● **TEXT UNDER STUDY**:
-------

Python cryptography, Rust, and Gentoo
Python cryptography, Rust, and Gentoo
Posted Feb 13, 2021 14:42 UTC (Sat) by mathstuf (subscriber, #69389)In reply to: Python cryptography, Rust, and Gentoo by LtWorf
Parent article: Python cryptography, Rust, and Gentoo
Not all patches should have this done. For example, those which change API are certainly not eligible for direct distro inclusion (IMO). Upstream should have a look before someone else ships a new API in their name for sure. Even for bugfixes, I don't know if my patch is an X/Y problem and that I'm actually patching a symptom and not a root cause. Upstream can certainly help improve these patches better than packagers (on average).

-------

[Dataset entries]
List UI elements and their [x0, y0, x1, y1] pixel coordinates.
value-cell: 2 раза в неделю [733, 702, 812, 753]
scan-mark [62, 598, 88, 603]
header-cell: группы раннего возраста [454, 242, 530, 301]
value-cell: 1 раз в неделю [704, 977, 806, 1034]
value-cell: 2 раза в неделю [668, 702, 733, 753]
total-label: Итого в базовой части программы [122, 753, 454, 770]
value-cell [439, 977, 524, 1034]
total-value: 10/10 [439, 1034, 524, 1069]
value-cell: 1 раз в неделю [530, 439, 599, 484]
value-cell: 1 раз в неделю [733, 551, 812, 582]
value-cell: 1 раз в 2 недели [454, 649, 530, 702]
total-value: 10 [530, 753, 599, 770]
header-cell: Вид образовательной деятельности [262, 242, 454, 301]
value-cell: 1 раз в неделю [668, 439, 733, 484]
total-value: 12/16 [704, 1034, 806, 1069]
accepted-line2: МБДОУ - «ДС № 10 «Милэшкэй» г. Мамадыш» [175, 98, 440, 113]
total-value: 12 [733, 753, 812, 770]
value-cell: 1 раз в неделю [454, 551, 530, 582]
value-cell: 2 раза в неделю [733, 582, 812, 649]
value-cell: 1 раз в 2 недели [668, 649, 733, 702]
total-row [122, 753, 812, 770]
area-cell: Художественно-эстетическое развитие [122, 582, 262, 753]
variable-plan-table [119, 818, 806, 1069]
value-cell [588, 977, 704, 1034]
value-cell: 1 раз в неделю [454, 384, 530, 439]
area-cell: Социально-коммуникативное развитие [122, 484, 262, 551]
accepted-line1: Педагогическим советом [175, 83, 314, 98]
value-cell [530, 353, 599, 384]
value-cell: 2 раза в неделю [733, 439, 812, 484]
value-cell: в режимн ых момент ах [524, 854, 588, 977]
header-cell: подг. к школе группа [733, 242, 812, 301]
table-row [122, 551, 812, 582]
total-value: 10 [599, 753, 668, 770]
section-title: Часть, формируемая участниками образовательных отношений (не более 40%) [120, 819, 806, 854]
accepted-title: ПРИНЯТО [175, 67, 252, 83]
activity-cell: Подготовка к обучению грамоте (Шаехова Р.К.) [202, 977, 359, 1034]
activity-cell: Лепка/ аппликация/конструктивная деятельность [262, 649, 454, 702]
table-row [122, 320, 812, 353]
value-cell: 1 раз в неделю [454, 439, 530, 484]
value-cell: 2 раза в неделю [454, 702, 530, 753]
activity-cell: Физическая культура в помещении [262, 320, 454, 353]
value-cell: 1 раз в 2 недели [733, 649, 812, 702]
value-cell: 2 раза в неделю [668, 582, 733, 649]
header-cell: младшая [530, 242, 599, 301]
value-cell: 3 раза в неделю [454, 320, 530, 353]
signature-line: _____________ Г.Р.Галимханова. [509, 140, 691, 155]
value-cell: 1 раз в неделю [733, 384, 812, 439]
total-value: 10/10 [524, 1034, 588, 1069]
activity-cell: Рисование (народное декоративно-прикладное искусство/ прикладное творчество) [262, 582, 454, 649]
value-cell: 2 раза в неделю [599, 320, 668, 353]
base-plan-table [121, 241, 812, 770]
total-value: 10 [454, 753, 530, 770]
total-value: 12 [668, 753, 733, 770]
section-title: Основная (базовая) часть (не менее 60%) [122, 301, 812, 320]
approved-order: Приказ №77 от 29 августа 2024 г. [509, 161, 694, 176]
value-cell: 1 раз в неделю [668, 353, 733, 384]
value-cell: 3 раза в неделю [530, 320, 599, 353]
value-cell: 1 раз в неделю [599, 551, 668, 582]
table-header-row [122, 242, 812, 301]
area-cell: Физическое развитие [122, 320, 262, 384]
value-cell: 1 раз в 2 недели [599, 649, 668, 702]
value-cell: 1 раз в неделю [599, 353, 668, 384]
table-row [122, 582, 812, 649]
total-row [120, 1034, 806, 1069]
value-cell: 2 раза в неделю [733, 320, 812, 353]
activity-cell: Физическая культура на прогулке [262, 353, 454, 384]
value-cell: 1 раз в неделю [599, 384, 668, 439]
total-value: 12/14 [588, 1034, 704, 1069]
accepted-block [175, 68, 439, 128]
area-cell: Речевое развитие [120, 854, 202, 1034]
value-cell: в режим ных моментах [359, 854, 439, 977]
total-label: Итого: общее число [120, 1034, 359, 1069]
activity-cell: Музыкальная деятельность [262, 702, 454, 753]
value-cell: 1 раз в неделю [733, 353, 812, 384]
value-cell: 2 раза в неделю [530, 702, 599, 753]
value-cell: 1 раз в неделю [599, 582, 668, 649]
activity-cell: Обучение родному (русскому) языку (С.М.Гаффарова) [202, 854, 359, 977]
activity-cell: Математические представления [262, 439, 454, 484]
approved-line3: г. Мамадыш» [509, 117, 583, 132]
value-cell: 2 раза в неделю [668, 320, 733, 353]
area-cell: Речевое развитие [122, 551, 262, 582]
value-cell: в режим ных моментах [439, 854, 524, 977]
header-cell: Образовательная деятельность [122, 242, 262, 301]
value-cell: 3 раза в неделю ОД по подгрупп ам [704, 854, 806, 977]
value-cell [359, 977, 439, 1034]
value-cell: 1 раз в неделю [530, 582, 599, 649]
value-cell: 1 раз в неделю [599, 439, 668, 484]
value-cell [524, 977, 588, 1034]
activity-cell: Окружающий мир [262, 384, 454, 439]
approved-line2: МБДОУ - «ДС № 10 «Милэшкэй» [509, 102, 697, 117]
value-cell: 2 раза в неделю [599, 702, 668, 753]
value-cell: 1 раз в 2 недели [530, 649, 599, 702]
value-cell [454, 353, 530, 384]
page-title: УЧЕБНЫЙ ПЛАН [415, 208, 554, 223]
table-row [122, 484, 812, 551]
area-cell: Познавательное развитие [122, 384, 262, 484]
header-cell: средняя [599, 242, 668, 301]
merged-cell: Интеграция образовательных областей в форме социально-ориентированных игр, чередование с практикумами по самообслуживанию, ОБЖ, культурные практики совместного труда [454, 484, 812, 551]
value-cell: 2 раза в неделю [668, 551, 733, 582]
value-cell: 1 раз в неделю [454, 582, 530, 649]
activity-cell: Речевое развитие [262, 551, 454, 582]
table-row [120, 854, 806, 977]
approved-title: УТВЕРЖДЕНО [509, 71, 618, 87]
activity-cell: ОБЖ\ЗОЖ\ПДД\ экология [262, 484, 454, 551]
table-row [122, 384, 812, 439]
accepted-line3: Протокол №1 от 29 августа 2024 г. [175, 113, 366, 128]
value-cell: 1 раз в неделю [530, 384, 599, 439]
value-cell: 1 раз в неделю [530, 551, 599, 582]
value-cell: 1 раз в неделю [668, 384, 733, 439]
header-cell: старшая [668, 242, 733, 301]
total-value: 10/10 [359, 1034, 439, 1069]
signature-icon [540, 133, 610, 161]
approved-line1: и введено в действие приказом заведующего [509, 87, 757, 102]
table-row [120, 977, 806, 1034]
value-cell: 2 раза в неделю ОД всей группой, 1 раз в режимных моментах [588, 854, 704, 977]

-------

● **WHAT IS EXPECTED**: In the comment on Python cryptography, Rust, and Gentoo, which patches does the writer say are not eligible for direct distro inclusion?

● **FINISHED TASK**: Patches that change API.